I was surprised to learn you are pursuing your MBA. It seems a bit incongruous given what you post, but then that view is probably a bit more simplistic than I'd like it to be. Still, I'd be interested to hear why you're pursuing that course of study or what you plan to do with it.
Some good books that do a better job than Friedman of elucidating the issues you raised here:
Kevin Phillips - Wealth and Democracy
Thomas Frank - One Market Under God
Doug Henwood - After the New Economy
My undergrad work was computer science, which was great for programming computers, but I felt it left a lot out of my education and ability to understand the world.
I am enormously interested in economics and some of the prevailing schools of thought in the elite segments of our population. Professionally, I do want to have the skills to do more than I am qualified for currently. An M.B.A. seemed, in theory, to be a good program to pursue given all these interests. I am moderately well read on a lot of issues, and I obviously have some views, so I am not coming in as a blank slate.
I have taken in a lot of useful information from the course that better helps me understand how our system works. Part of this utility is basic training in marketing, economics, etc. And another part of this is inadvertently found in discussions like last night so I know what I am facing.
Additionally, I hope to be a lifelong student, pursuing various degrees in topics of interest. I enjoy structured learning.
Professionally, I am at a crossroads. I love programming and doing systems design and would really like to take on bigger projects somewhere. Hopefully the MBA will help me out there. The worst case scenario (and somewhat terrifying) is that I stop caring and trade a bit part in the war for a lead role in a cage, start spouting Friedman, and yes, I just quoted Pink Floyd. Deal with it.
Great post. I'm having to read the book for an international relations online course on globalization. Fortunately my professor is wise enough not to let me know his opinions, encouraging to make and defend my own. What enraged me was when Friedman talks about the democratization of finance and gives the cash-loan machines run by Lake here in Japan as an example. What he doesn't say is that those who fail to repay are often paid a visit by Lake-hired yakuza (Japanese mafia) thugs who often convince those who default on their loans to sign over their mortgages to the gangsters and commit suicide. As Friedman says, "How's that for democratizing finance!" (Or something along those lines.)

| PROBLEM REQUIREMENTS |
Revise the part of the comment thread that opens with "Some good books" and closes with "a blank slate.", putting "electrical engineering" wherever "computer science" appears.

| DATA ROWS |
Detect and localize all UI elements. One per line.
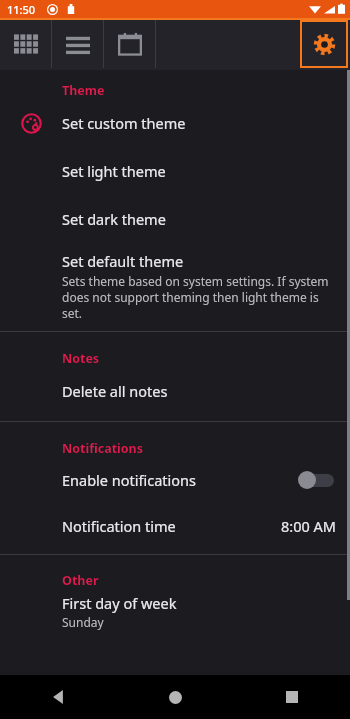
button[interactable]: Home [153,675,197,719]
button[interactable]: Delete all notes [0,367,350,415]
staticText: Set default theme [62,251,184,271]
staticText: Delete all notes [62,381,168,401]
button[interactable]: List view [52,20,103,68]
button[interactable]: Back [36,675,80,719]
staticText: Other [62,572,99,589]
staticText: Theme [62,82,105,99]
button[interactable]: First day of week [0,589,350,630]
button[interactable]: Enable notifications toggle [298,469,334,491]
button[interactable]: Set custom theme [0,99,350,147]
staticText: Notification time [62,516,281,536]
button[interactable]: Settings [300,20,348,68]
staticText: Set light theme [62,161,166,181]
staticText: Notifications [62,440,144,457]
button[interactable]: Recent apps [270,675,314,719]
button[interactable]: Calendar view [104,20,155,68]
staticText: Sunday [62,614,104,630]
button[interactable]: Set dark theme [0,195,350,243]
staticText: 11:50 [7,2,36,17]
staticText: Set custom theme [62,113,186,133]
button[interactable]: Grid view [0,20,51,68]
button[interactable]: Set default theme [0,243,350,331]
button[interactable]: Set light theme [0,147,350,195]
button[interactable]: Enable notifications [0,457,350,503]
button[interactable]: Notification time [0,503,350,549]
staticText: Notes [62,350,100,367]
staticText: Set dark theme [62,209,166,229]
staticText: Enable notifications [62,470,298,490]
staticText: First day of week [62,593,177,613]
staticText: 8:00 AM [281,516,336,536]
staticText: Sets theme based on system settings. If … [62,273,334,321]
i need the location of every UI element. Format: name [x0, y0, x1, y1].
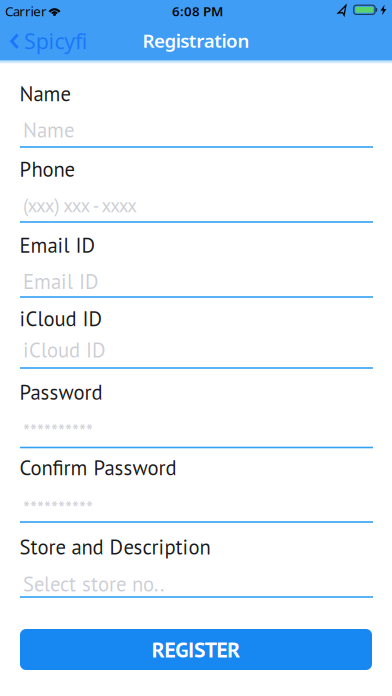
staticText: Name: [20, 80, 70, 107]
staticText: * * * * * * * * * *: [23, 418, 93, 444]
staticText: Email ID: [20, 232, 96, 258]
staticText: * * * * * * * * * *: [23, 495, 93, 521]
staticText: Password: [20, 379, 102, 405]
staticText: 6:08 PM: [172, 2, 223, 20]
staticText: Name: [23, 116, 74, 143]
button[interactable]: REGISTER: [20, 629, 372, 670]
button[interactable]: Name: [20, 102, 373, 148]
button[interactable]: Password: [20, 402, 373, 448]
button[interactable]: Phone: [20, 177, 373, 223]
button[interactable]: Email ID: [20, 252, 373, 298]
staticText: Spicyfi: [24, 27, 88, 55]
staticText: Phone: [20, 156, 74, 182]
button[interactable]: iCloud ID: [20, 323, 373, 369]
staticText: Carrier: [5, 2, 47, 20]
staticText: REGISTER: [152, 636, 240, 664]
staticText: Select store no..: [23, 570, 164, 597]
button[interactable]: Store and Description: [20, 552, 373, 598]
staticText: Registration: [142, 28, 250, 53]
staticText: Store and Description: [20, 533, 210, 560]
staticText: iCloud ID: [23, 336, 106, 363]
staticText: Email ID: [23, 268, 99, 295]
button[interactable]: Confirm Password: [20, 477, 373, 523]
button[interactable]: Back: [10, 24, 100, 58]
staticText: iCloud ID: [20, 305, 102, 332]
staticText: Confirm Password: [20, 454, 176, 481]
staticText: (xxx) xxx - xxxx: [23, 193, 137, 218]
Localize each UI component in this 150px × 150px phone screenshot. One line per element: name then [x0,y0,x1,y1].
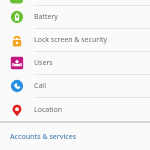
staticText: Location [34,105,63,115]
button[interactable]: Users [0,52,150,74]
button[interactable]: Accounts & services [0,123,150,150]
button[interactable]: Lock screen & security [0,29,150,51]
staticText: Accounts & services [10,132,77,142]
staticText: Battery [34,12,58,22]
button[interactable]: Location [0,98,150,121]
button[interactable]: Storage [0,0,150,5]
staticText: Call [34,81,46,91]
button[interactable]: Call [0,75,150,97]
button[interactable]: Battery [0,6,150,28]
staticText: Users [34,58,53,68]
staticText: Lock screen & security [34,35,108,45]
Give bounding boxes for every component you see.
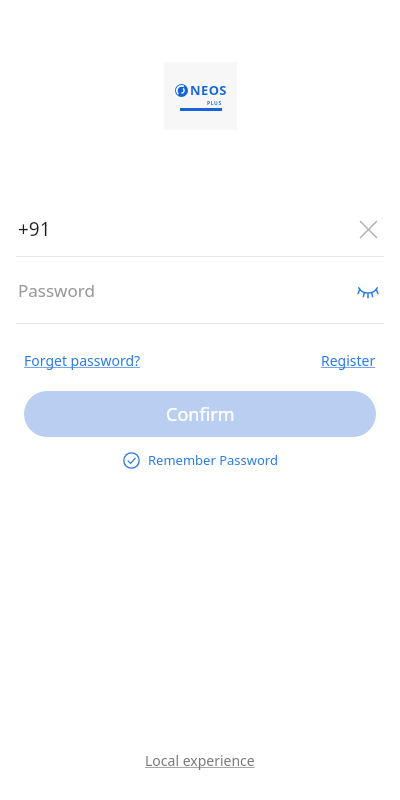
button[interactable]: Confirm <box>24 391 376 437</box>
staticText: Confirm <box>166 402 235 427</box>
staticText: Remember Password <box>148 451 278 469</box>
staticText: +91 <box>18 216 51 242</box>
button[interactable]: Register <box>321 351 376 370</box>
staticText: Forget password? <box>24 351 141 370</box>
button[interactable]: +91 <box>0 202 400 256</box>
button[interactable]: Remember Password <box>117 447 284 473</box>
staticText: Register <box>321 351 376 370</box>
staticText: PLUS <box>207 100 222 107</box>
button[interactable]: Local experience <box>139 745 261 776</box>
button[interactable]: Show password <box>350 272 386 308</box>
staticText: Password <box>18 279 95 302</box>
staticText: Local experience <box>145 751 255 770</box>
button[interactable]: Clear phone number <box>350 211 386 247</box>
staticText: NEOS <box>190 81 227 99</box>
button[interactable]: Password <box>0 257 400 323</box>
button[interactable]: Forget password? <box>24 351 141 370</box>
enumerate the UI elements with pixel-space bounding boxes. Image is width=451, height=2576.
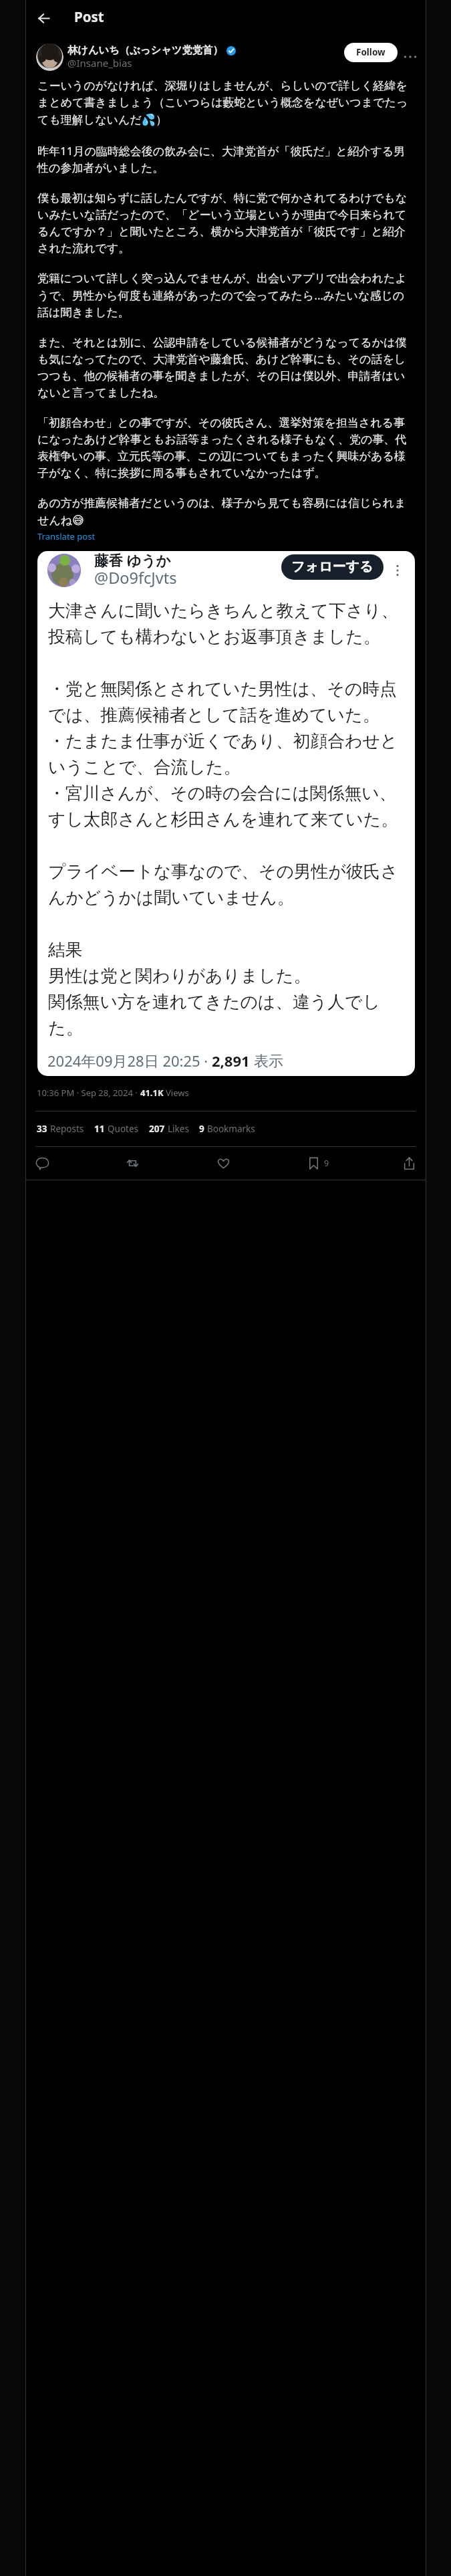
staticText: 藤香 ゆうか [94,554,171,570]
staticText: 10:36 PM · Sep 28, 2024 · [37,1087,140,1099]
button[interactable]: 9 [199,1123,255,1135]
staticText: いうことで、合流した。 [48,754,241,780]
staticText: あの方が推薦候補者だというのは、様子から見ても容易には信じられませんね😅 [37,494,416,529]
button[interactable]: Like [212,1152,234,1174]
button[interactable]: More options [388,560,408,580]
staticText: 41.1K [140,1087,166,1099]
staticText: 結果 [48,936,83,962]
button[interactable]: More options [397,43,424,70]
staticText: 2024年09月28日 20:25 · [47,1053,212,1071]
staticText: た。 [48,1014,84,1041]
staticText: 「初顔合わせ」との事ですが、その彼氏さん、選挙対策を担当される事になったあけど幹… [37,414,416,481]
button[interactable]: Share [398,1152,420,1174]
button[interactable]: Bookmark [303,1152,329,1174]
button[interactable]: 藤香 ゆうか [37,551,415,1076]
staticText: んかどうかは聞いていません。 [48,884,295,910]
button[interactable]: Back [31,6,55,30]
staticText: @Do9fcJvts [94,569,177,588]
staticText: また、それとは別に、公認申請をしている候補者がどうなってるかは僕も気になってたの… [37,334,416,401]
button[interactable]: Translate post [37,531,96,542]
staticText: 2,891 [212,1053,254,1071]
staticText: 207 [149,1123,165,1135]
button[interactable]: Follow [344,43,398,62]
staticText: Translate post [37,531,96,542]
staticText: Views [166,1087,189,1099]
button[interactable]: 207 [149,1123,189,1135]
button[interactable]: Post [74,9,104,25]
button[interactable]: フォローする [281,554,384,580]
staticText: Likes [168,1123,189,1135]
button[interactable]: 11 [94,1123,139,1135]
staticText: 大津さんに聞いたらきちんと教えて下さり、 [48,597,399,623]
button[interactable]: 10:36 PM · Sep 28, 2024 · [37,1087,189,1099]
staticText: では、推薦候補者として話を進めていた。 [48,702,380,728]
staticText: こーいうのがなければ、深堀りはしませんが、らしいので詳しく経緯をまとめて書きまし… [37,77,416,128]
staticText: 僕も最初は知らずに話したんですが、特に党で何かされてるわけでもないみたいな話だっ… [37,189,416,256]
staticText: 男性は党と関わりがありました。 [48,962,311,988]
staticText: 表示 [254,1053,283,1071]
staticText: ・宮川さんが、その時の会合には関係無い、 [48,780,397,806]
staticText: 33 [37,1123,47,1135]
staticText: 11 [94,1123,105,1135]
staticText: 林けんいち（ぶっシャツ党党首） [67,44,223,57]
staticText: 投稿しても構わないとお返事頂きました。 [48,623,381,649]
staticText: ・たまたま仕事が近くであり、初顔合わせと [48,728,398,754]
staticText: 関係無い方を連れてきたのは、違う人でし [48,988,380,1014]
button[interactable]: Repost [122,1152,143,1174]
staticText: 昨年11月の臨時総会後の飲み会に、大津党首が「彼氏だ」と紹介する男性の参加者がい… [37,142,416,176]
staticText: フォローする [291,559,373,575]
staticText: 党籍について詳しく突っ込んでませんが、出会いアプリで出会われたようで、男性から何… [37,270,416,320]
button[interactable]: 33 [37,1123,84,1135]
staticText: 9 [199,1123,204,1135]
staticText: Follow [356,47,386,58]
staticText: すし太郎さんと杉田さんを連れて来ていた。 [48,806,398,832]
staticText: 9 [324,1158,329,1168]
staticText: @Insane_bias [67,57,132,70]
staticText: Quotes [108,1123,139,1135]
button[interactable]: Reply [31,1152,53,1174]
staticText: Bookmarks [207,1123,255,1135]
staticText: Post [74,9,104,25]
staticText: ・党と無関係とされていた男性は、その時点 [48,675,397,702]
staticText: プライベートな事なので、その男性が彼氏さ [48,858,398,884]
staticText: Reposts [50,1123,84,1135]
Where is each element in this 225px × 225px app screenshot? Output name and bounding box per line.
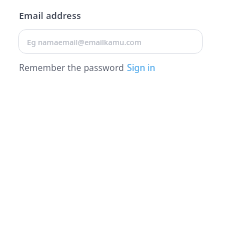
staticText: Email address	[19, 9, 82, 21]
staticText: Remember the password	[19, 62, 124, 74]
button[interactable]: Sign in	[127, 62, 156, 74]
button[interactable]: Email address input	[18, 29, 203, 54]
staticText: Sign in	[127, 62, 156, 74]
staticText: Eg namaemail@emailkamu.com	[27, 37, 142, 47]
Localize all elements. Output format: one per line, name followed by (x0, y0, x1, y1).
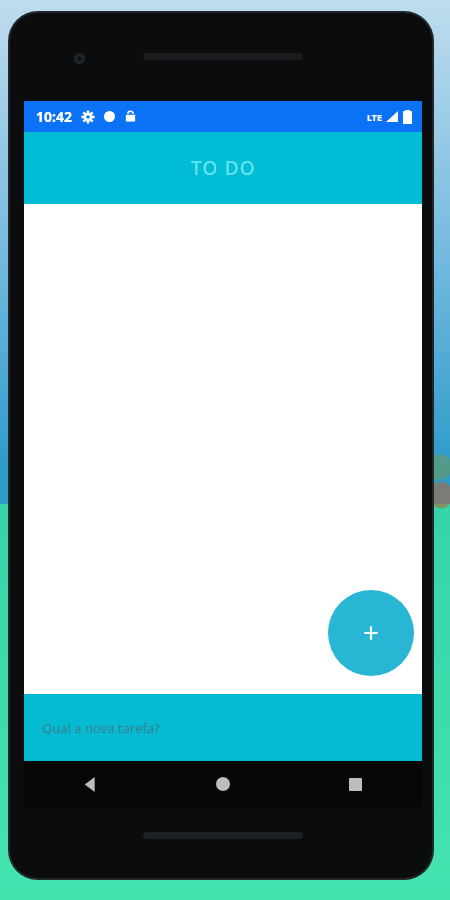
button[interactable]: Back (24, 761, 156, 807)
staticText: LTE (367, 111, 383, 123)
staticText: 10:42 (36, 107, 72, 126)
staticText: TO DO (191, 155, 256, 181)
button[interactable]: Recent apps (289, 761, 422, 807)
staticText: Qual a nova tarefa? (42, 719, 160, 737)
button[interactable]: Qual a nova tarefa? (24, 694, 422, 761)
button[interactable]: Add task (328, 590, 414, 676)
button[interactable]: Home (156, 761, 289, 807)
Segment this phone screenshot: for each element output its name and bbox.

| FINISHED ANSWER |
Some good books that do a better job than Friedman of elucidating the issues you raised here:
Kevin Phillips - Wealth and Democracy
Thomas Frank - One Market Under God
Doug Henwood - After the New Economy
My undergrad work was electrical engineering, which was great for programming computers, but I felt it left a lot out of my education and ability to understand the world.
I am enormously interested in economics and some of the prevailing schools of thought in the elite segments of our population. Professionally, I do want to have the skills to do more than I am qualified for currently. An M.B.A. seemed, in theory, to be a good program to pursue given all these interests. I am moderately well read on a lot of issues, and I obviously have some views, so I am not coming in as a blank slate.